▶ Stated problem 1
Summarize the rwasa options excerpt below in exactly two sentences.
▶ Stated problem 2
Using the rwasa options excerpt below, decide whether each statement agrees with it: (a) More than one error log can be specified. (b) Access log writes occur on a 1.5 second interval. (c) The setting for file modification checks can go as high as 600 seconds at most. Answer yes or no for each and quote the words that decide it.
▶ Stated problem 3
In the rwasa options excerpt below, rewrite the paragraph beginning "This option configures rwasa for backpath" as a bulleted list that keeps its main facts.

▶ Document excerpt

- - -

Also for file-based (sandbox/vhost) serving, rwasa does not constantly stat underlying static files for each and every request, and instead does them periodically. This setting determines how frequently rwasa checks for underlying file modifications. For production systems that don't change a lot, higher is better. The maximum upper limit of this is 900 seconds.

Option: -logpath directory

If specified, this is the directory location where rwasa will dump "normal" webserver access logs. Special care must be taken such that the run-as user has write permissions to this path. rwasa will create files in this directory named access.log.YYYYMMDD. NOTE: log writes are on a 1.5 second interval, so if you are tailing them and it seems "chunky" this is quite by design.

Option: -errlog filename

Similarly, this option specifies a full filename for the error log. Unlike the access logs, only a single error log can be specified. If you are employing FastCGI, stderr from there will also land in this file.

Option: -errsyslog

In addition to the prior option, you can use either and/or both and this option sends error logs to the syslog.

Option: -fastcgi endswith address

This option configures rwasa for FastCGI. The endswith argument is precisely that, e.g. .php would redirect all requests that end in .php to be forwarded to the specified FastCGI handler. Multiples of this option are fine. For the address argument, if this begins with a forward slash, it is assumed that the FastCGI handler is a unix socket, otherwise it will assume it is an IP:port combination. See the section below on Unix FastCGI for details as to why you should be using unix sockets if your FastCGI handler is on the same machine as rwasa.

Option: -backpath address

This option configures rwasa for backpath (aka upstream) handling (think: HAProxy). The address supplied must either be an IPv4 address:port, or a full pathname for a unix fd. Note that the same benefits for FastCGI via unix socket exists for backpaths. Also note that if this option is combined with a sandbox, the sandbox will be tested first, and the backpath will only receive requests for files that do not exist in the locally configured sandbox.

Option: -vhost directory

To provide virtual hosting (many domains on one address of course), this option specifies the directory whereby hostnames exist. For example, if /tmp was passed for this option, and then a request arrives for example.com, rwasa will construct the document root to be /tmp/example.com and proceed with normal processing from there.

- - -

▶ Dataset section
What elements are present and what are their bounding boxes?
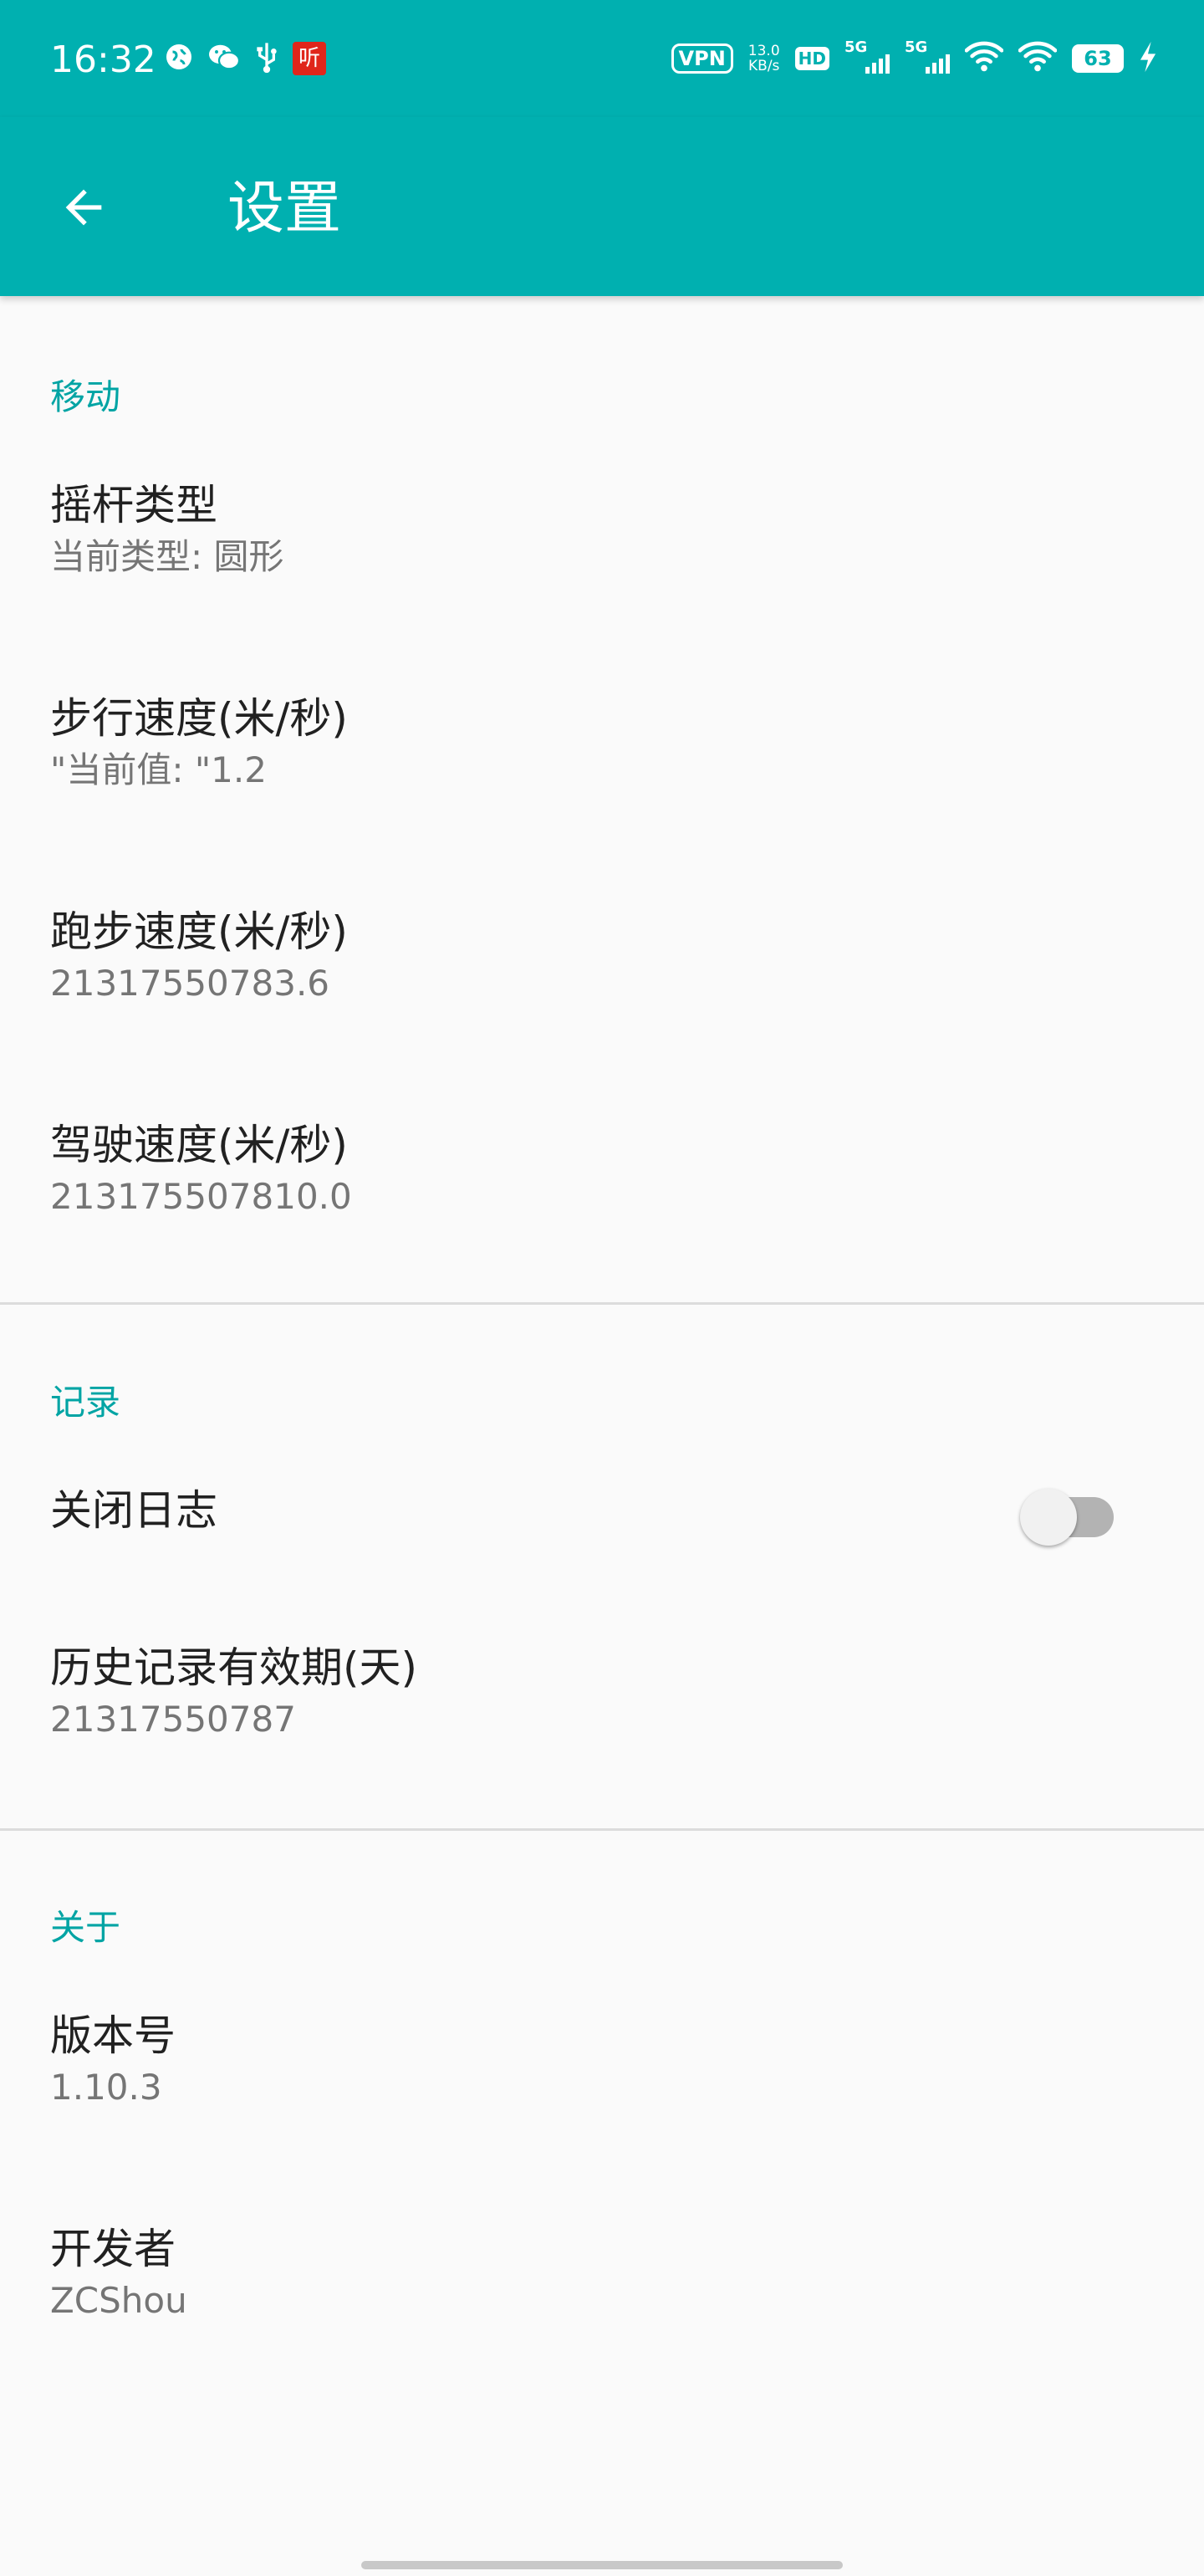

- - -

▶ Expected answer 1
rwasa checks underlying static files for modifications periodically instead of on every request, and its options set where access logs and the error log are written, with error logs optionally sent to the syslog. Further options configure FastCGI forwarding by request ending, backpath (upstream) handling, and virtual hosting from a directory of hostnames.

▶ Expected answer 2
(a) No: "Unlike the access logs, only a single error log can be specified."
(b) Yes: "log writes are on a 1.5 second interval"
(c) No: "The maximum upper limit of this is 900 seconds."

▶ Expected answer 3
- Configures rwasa for backpath (upstream) handling, comparable to HAProxy.
- The address must be either an IPv4 address:port or a full pathname for a unix fd.
- Backpaths gain the same benefits from unix sockets that FastCGI does.
- When combined with a sandbox, the sandbox is tested first, and the backpath receives only requests for files that do not exist in the local sandbox.